The records:
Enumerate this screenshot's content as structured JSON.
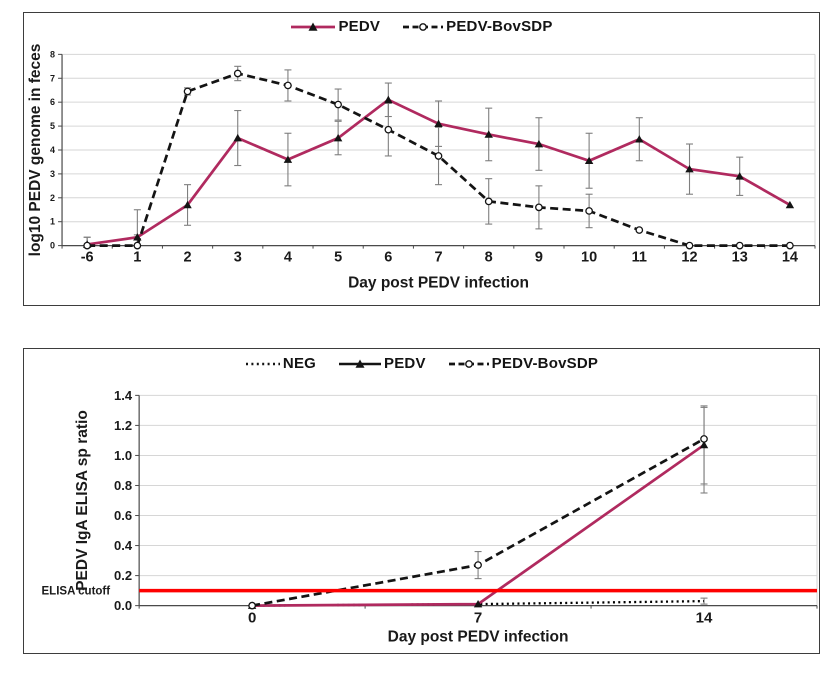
{
  "colors": {
    "pedv_pink": "#b02a5f",
    "series_black": "#141414",
    "error_gray": "#7f7f7f",
    "cutoff_red": "#fe0000",
    "grid_gray": "#d6d6d6",
    "axis_gray": "#4a4a4a",
    "panel_border": "#3d3d3d"
  },
  "chart_data": [
    {
      "type": "line",
      "title": "",
      "xlabel": "Day post PEDV infection",
      "ylabel": "log10 PEDV genome in feces",
      "categories": [
        "-6",
        "1",
        "2",
        "3",
        "4",
        "5",
        "6",
        "7",
        "8",
        "9",
        "10",
        "11",
        "12",
        "13",
        "14"
      ],
      "ylim": [
        0,
        8
      ],
      "ytick_step": 1,
      "ytick_labels": [
        "0",
        "1",
        "2",
        "3",
        "4",
        "5",
        "6",
        "7",
        "8"
      ],
      "grid": true,
      "legend_position": "top",
      "series": [
        {
          "name": "PEDV",
          "style": "solid",
          "color": "#b02a5f",
          "marker": "triangle",
          "marker_color": "#141414",
          "values": [
            0.05,
            0.35,
            1.7,
            4.5,
            3.6,
            4.5,
            6.1,
            5.1,
            4.65,
            4.25,
            3.55,
            4.45,
            3.2,
            2.9,
            1.7
          ],
          "errors": [
            [
              0,
              0.3
            ],
            [
              0.35,
              1.15
            ],
            0.85,
            1.15,
            1.1,
            0.7,
            0.7,
            0.95,
            1.1,
            1.1,
            1.15,
            0.9,
            1.05,
            0.8,
            0
          ]
        },
        {
          "name": "PEDV-BovSDP",
          "style": "dashed",
          "color": "#141414",
          "marker": "circle-open",
          "values": [
            0,
            0,
            6.45,
            7.2,
            6.7,
            5.9,
            4.85,
            3.75,
            1.85,
            1.6,
            1.45,
            0.65,
            0,
            0,
            0
          ],
          "errors": [
            [
              0,
              0.35
            ],
            [
              0,
              0.45
            ],
            0.15,
            0.3,
            0.65,
            0.65,
            1.1,
            1.2,
            0.95,
            0.9,
            0.7,
            0,
            0,
            0,
            0
          ]
        }
      ]
    },
    {
      "type": "line",
      "title": "",
      "xlabel": "Day post PEDV infection",
      "ylabel": "PEDV IgA ELISA sp ratio",
      "categories": [
        "0",
        "7",
        "14"
      ],
      "ylim": [
        0,
        1.4
      ],
      "ytick_step": 0.2,
      "ytick_labels": [
        "0.0",
        "0.2",
        "0.4",
        "0.6",
        "0.8",
        "1.0",
        "1.2",
        "1.4"
      ],
      "grid": true,
      "legend_position": "top",
      "cutoff": {
        "label": "ELISA cutoff",
        "value": 0.1,
        "color": "#fe0000"
      },
      "series": [
        {
          "name": "NEG",
          "style": "dotted",
          "color": "#000000",
          "marker": "none",
          "values": [
            0,
            0.01,
            0.03
          ],
          "errors": [
            0,
            0,
            0.02
          ]
        },
        {
          "name": "PEDV",
          "style": "solid",
          "color": "#b02a5f",
          "marker": "triangle",
          "marker_color": "#141414",
          "values": [
            0,
            0.01,
            1.07
          ],
          "errors": [
            0,
            0,
            [
              0.26,
              0.26
            ]
          ]
        },
        {
          "name": "PEDV-BovSDP",
          "style": "dashed",
          "color": "#141414",
          "marker": "circle-open",
          "values": [
            0,
            0.27,
            1.11
          ],
          "errors": [
            0,
            0.09,
            [
              0.36,
              0.21
            ]
          ]
        }
      ]
    }
  ]
}
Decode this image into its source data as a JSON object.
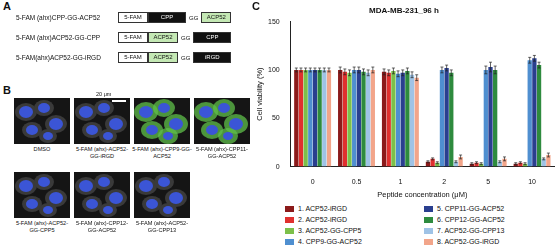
{
  "panel_labels": [
    "A",
    "B",
    "C"
  ],
  "panel_a": {
    "constructs": [
      {
        "name": "5-FAM (ahx)CPP-GG-ACP52",
        "segments": [
          {
            "text": "5-FAM",
            "color": "#ffffff"
          },
          {
            "text": "CPP",
            "color": "#111111"
          },
          {
            "text": "GG"
          },
          {
            "text": "ACP52",
            "color": "#c4e8b4"
          }
        ]
      },
      {
        "name": "5-FAM (ahx)ACP52-GG-CPP",
        "segments": [
          {
            "text": "5-FAM",
            "color": "#ffffff"
          },
          {
            "text": "ACP52",
            "color": "#c4e8b4"
          },
          {
            "text": "GG"
          },
          {
            "text": "CPP",
            "color": "#111111"
          }
        ]
      },
      {
        "name": "5-FAM(ahx)ACP52-GG-iRGD",
        "segments": [
          {
            "text": "5-FAM",
            "color": "#ffffff"
          },
          {
            "text": "ACP52",
            "color": "#c4e8b4"
          },
          {
            "text": "GG"
          },
          {
            "text": "iRGD",
            "color": "#111111"
          }
        ]
      }
    ]
  },
  "panel_b": {
    "scale_bar": "20 μm",
    "images": [
      {
        "label": "DMSO",
        "green_signal": false
      },
      {
        "label": "5-FAM (ahx)-ACP52-GG-iRGD",
        "green_signal": false
      },
      {
        "label": "5-FAM (ahx)-CPP9-GG-ACP52",
        "green_signal": true
      },
      {
        "label": "5-FAM (ahx)-CPP11-GG-ACP52",
        "green_signal": true
      },
      {
        "label": "5-FAM (ahx)-ACP52-GG-CPP5",
        "green_signal": false
      },
      {
        "label": "5-FAM (ahx)-CPP12-GG-ACP52",
        "green_signal": false
      },
      {
        "label": "5-FAM (ahx)-ACP52-GG-CPP13",
        "green_signal": false
      }
    ]
  },
  "chart_data": {
    "type": "bar",
    "title": "MDA-MB-231_96 h",
    "x_label": "Peptide concentration (μM)",
    "y_label": "Cell viability (%)",
    "categories": [
      "0",
      "0.5",
      "1",
      "2",
      "5",
      "10"
    ],
    "ylim": [
      0,
      150
    ],
    "yticks": [
      0,
      50,
      100,
      150
    ],
    "grid": false,
    "series": [
      {
        "name": "1. ACP52-iRGD",
        "color": "#8b1a1a",
        "values": [
          100,
          100,
          98,
          5,
          3,
          3
        ],
        "errors": [
          2,
          3,
          3,
          1,
          1,
          1
        ]
      },
      {
        "name": "2. ACP52-iRGD",
        "color": "#e0302e",
        "values": [
          100,
          98,
          97,
          8,
          4,
          4
        ],
        "errors": [
          2,
          3,
          3,
          1,
          1,
          1
        ]
      },
      {
        "name": "3. ACP52-GG-CPP5",
        "color": "#7cc04a",
        "values": [
          100,
          97,
          99,
          4,
          3,
          3
        ],
        "errors": [
          2,
          3,
          3,
          1,
          1,
          1
        ]
      },
      {
        "name": "4. CPP9-GG-ACP52",
        "color": "#4f8fd0",
        "values": [
          100,
          100,
          96,
          100,
          100,
          110
        ],
        "errors": [
          2,
          3,
          3,
          3,
          4,
          3
        ]
      },
      {
        "name": "5. CPP11-GG-ACP52",
        "color": "#2a3f8f",
        "values": [
          100,
          100,
          97,
          102,
          103,
          112
        ],
        "errors": [
          2,
          3,
          3,
          3,
          5,
          3
        ]
      },
      {
        "name": "6. CPP12-GG-ACP52",
        "color": "#2e8b3e",
        "values": [
          100,
          98,
          99,
          97,
          100,
          105
        ],
        "errors": [
          2,
          3,
          3,
          3,
          4,
          3
        ]
      },
      {
        "name": "7. ACP52-GG-CPP13",
        "color": "#9fc3e6",
        "values": [
          100,
          97,
          95,
          5,
          5,
          8
        ],
        "errors": [
          2,
          3,
          3,
          1,
          1,
          1
        ]
      },
      {
        "name": "8. ACP52-GG-iRGD",
        "color": "#f2a58a",
        "values": [
          100,
          100,
          92,
          10,
          8,
          12
        ],
        "errors": [
          2,
          3,
          3,
          2,
          2,
          2
        ]
      }
    ]
  }
}
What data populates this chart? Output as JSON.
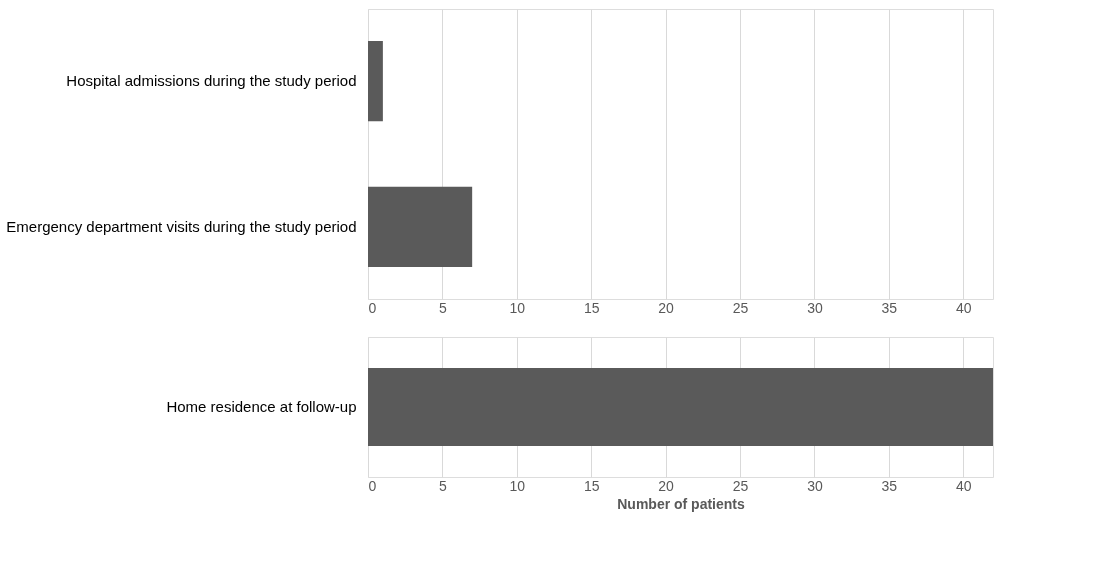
{
  "chart_data": [
    {
      "type": "bar",
      "orientation": "horizontal",
      "categories": [
        "Hospital admissions during the study period",
        "Emergency department visits during the study period"
      ],
      "values": [
        1,
        7
      ],
      "color": "#5a5a5a",
      "xlim": [
        0,
        42
      ],
      "xticks": [
        0,
        5,
        10,
        15,
        20,
        25,
        30,
        35,
        40
      ],
      "grid": "x"
    },
    {
      "type": "bar",
      "orientation": "horizontal",
      "categories": [
        "Home residence at follow-up"
      ],
      "values": [
        42
      ],
      "color": "#5a5a5a",
      "xlim": [
        0,
        42
      ],
      "xticks": [
        0,
        5,
        10,
        15,
        20,
        25,
        30,
        35,
        40
      ],
      "grid": "x",
      "xlabel": "Number of patients"
    }
  ]
}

What is required:
The expected answer is every line above in which the word "during" appears.

Output of the task:
        "Hospital admissions during the study period",
        "Emergency department visits during the study period"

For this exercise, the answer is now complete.